* What needs to be done:
Count every line that has the word "Patch". Give the number, without anything more.

════════

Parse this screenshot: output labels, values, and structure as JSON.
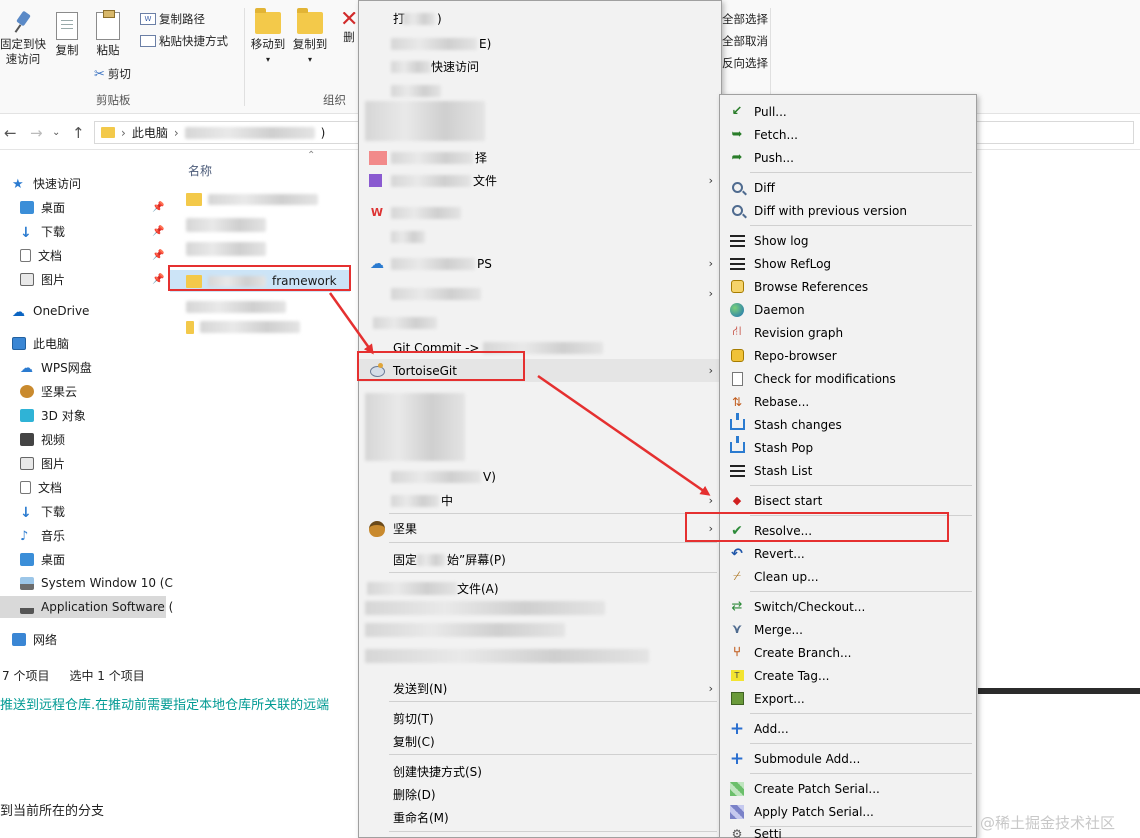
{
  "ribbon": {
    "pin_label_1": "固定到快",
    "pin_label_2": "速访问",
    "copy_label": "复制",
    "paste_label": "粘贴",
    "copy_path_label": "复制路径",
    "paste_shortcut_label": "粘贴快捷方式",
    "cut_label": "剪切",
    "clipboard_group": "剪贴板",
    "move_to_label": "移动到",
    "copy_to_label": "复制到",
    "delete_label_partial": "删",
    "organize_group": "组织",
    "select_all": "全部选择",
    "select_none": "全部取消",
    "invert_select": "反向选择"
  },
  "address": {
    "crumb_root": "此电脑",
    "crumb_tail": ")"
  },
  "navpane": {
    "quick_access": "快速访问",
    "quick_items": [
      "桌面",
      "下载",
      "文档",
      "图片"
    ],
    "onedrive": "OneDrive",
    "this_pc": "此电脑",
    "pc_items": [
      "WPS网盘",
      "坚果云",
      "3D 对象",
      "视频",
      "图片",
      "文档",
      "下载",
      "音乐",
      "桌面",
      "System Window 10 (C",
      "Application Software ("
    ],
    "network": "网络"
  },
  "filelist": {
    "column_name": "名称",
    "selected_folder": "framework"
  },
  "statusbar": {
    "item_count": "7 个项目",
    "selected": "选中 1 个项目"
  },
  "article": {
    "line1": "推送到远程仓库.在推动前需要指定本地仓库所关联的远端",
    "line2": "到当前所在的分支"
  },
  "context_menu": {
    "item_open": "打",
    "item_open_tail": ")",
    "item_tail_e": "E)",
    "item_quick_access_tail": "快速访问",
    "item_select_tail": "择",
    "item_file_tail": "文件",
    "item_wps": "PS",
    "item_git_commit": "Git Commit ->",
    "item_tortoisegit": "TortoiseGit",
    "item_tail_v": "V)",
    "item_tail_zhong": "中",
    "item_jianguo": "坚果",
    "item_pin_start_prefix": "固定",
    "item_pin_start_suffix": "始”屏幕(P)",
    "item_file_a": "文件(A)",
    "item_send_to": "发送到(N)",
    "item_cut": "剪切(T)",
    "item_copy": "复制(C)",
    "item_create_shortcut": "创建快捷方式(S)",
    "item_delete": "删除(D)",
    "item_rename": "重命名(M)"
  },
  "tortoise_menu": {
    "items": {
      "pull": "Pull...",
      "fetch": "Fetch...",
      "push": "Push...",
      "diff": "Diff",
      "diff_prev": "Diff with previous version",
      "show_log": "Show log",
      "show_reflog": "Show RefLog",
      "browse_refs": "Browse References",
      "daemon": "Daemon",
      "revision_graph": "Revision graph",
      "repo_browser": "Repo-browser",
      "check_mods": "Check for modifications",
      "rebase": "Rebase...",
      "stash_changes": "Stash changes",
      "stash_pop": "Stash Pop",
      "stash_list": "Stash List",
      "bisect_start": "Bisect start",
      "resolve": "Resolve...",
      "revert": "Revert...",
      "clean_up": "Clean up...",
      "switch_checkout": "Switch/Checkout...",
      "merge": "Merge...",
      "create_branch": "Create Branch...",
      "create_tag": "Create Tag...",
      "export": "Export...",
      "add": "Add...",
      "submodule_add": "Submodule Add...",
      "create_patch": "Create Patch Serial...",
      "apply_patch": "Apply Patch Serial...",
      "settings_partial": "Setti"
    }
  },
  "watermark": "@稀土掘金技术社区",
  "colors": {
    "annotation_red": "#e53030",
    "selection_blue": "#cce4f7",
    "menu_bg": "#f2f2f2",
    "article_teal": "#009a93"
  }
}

════════

* Result of the exercise:
2